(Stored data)
+ + + + +
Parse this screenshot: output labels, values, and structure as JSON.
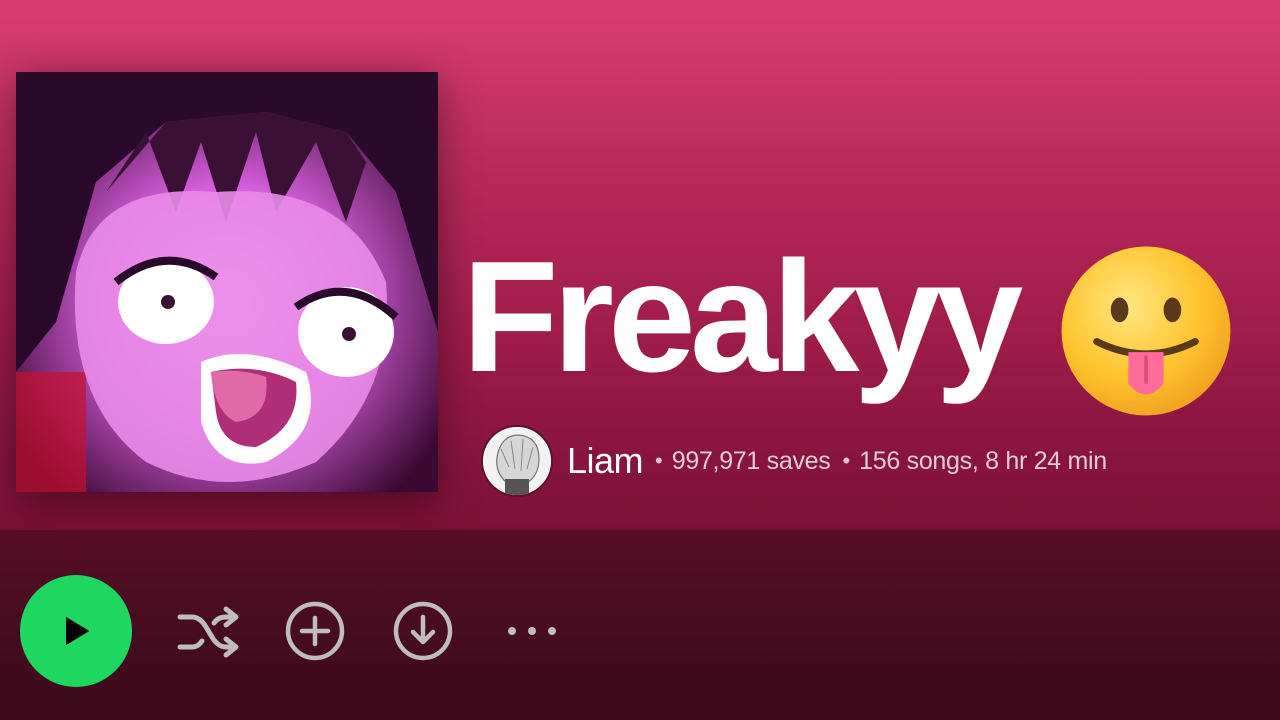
{
  "playlist": {
    "title": "Freakyy",
    "title_emoji": "face-with-tongue-emoji",
    "owner": "Liam",
    "separator": "•",
    "saves": "997,971 saves",
    "songs_duration": "156 songs, 8 hr 24 min"
  },
  "controls": {
    "play_icon": "play-icon",
    "shuffle_icon": "shuffle-icon",
    "add_icon": "add-circle-icon",
    "download_icon": "download-circle-icon",
    "more_icon": "more-options-icon"
  },
  "colors": {
    "accent_green": "#1ed760",
    "header_top": "#d93d72",
    "header_bottom": "#5a0c27",
    "control_gray": "#bdbdbd"
  }
}
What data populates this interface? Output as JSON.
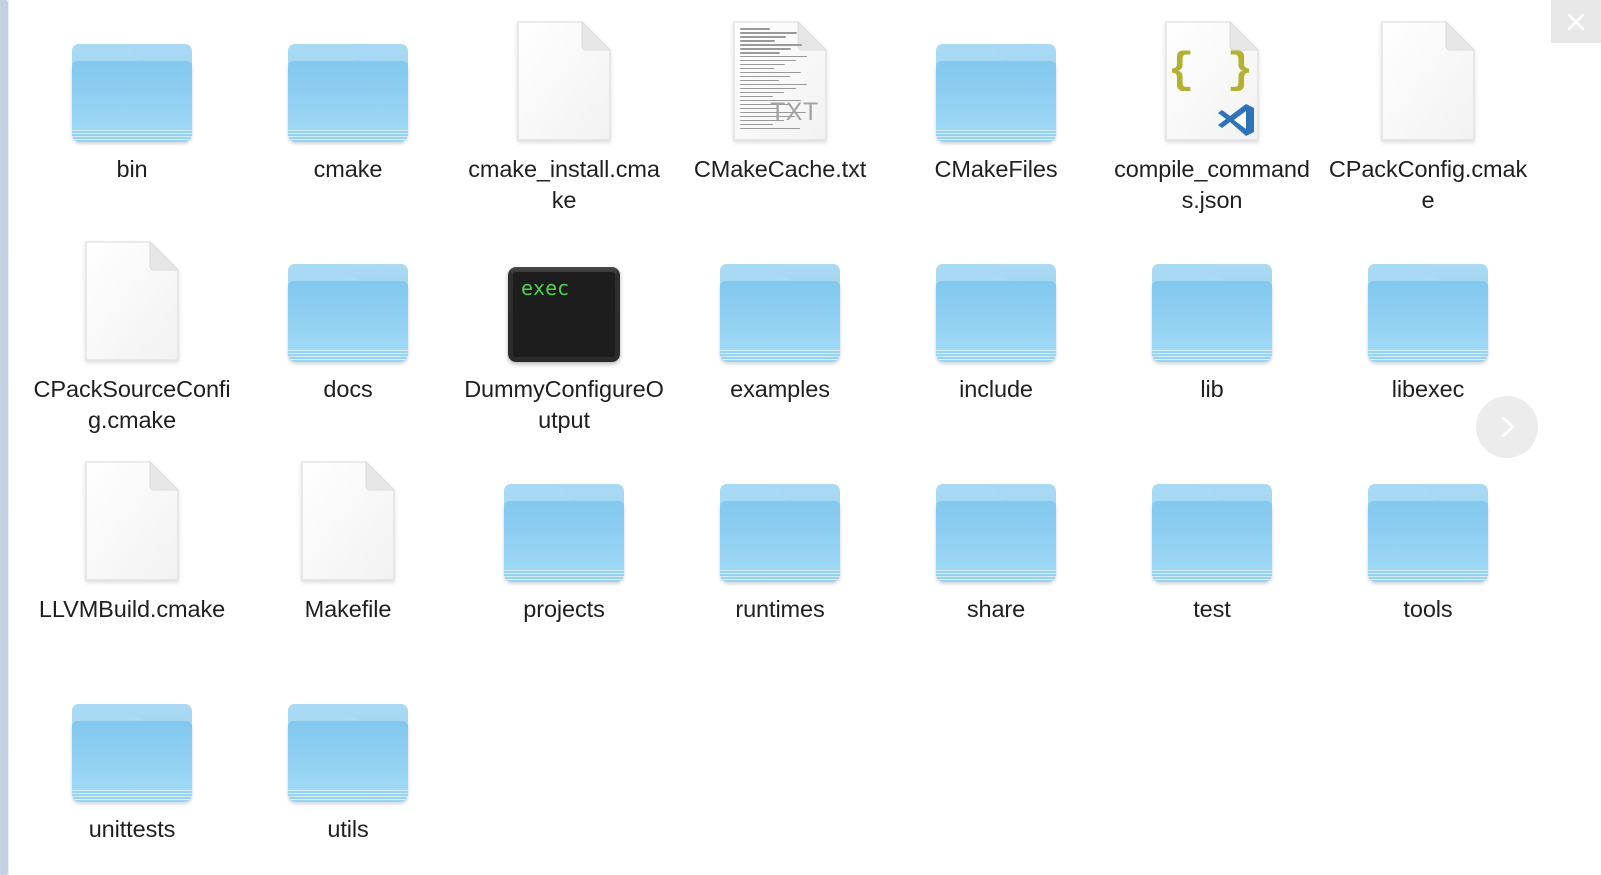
+ + + + +
PROBLEM STATEMENT: Copy out all of the data word for word. Do not carry over any picture.

SOLUTION TO THIS EXERCISE:
Parse this screenshot: output labels, values, and structure as JSON.
{
  "playlist": {
    "title": "Freakyy",
    "title_emoji": "face-with-tongue-emoji",
    "owner": "Liam",
    "separator": "•",
    "saves": "997,971 saves",
    "songs_duration": "156 songs, 8 hr 24 min"
  },
  "controls": {
    "play_icon": "play-icon",
    "shuffle_icon": "shuffle-icon",
    "add_icon": "add-circle-icon",
    "download_icon": "download-circle-icon",
    "more_icon": "more-options-icon"
  },
  "colors": {
    "accent_green": "#1ed760",
    "header_top": "#d93d72",
    "header_bottom": "#5a0c27",
    "control_gray": "#bdbdbd"
  }
}
What data populates this interface? Output as JSON.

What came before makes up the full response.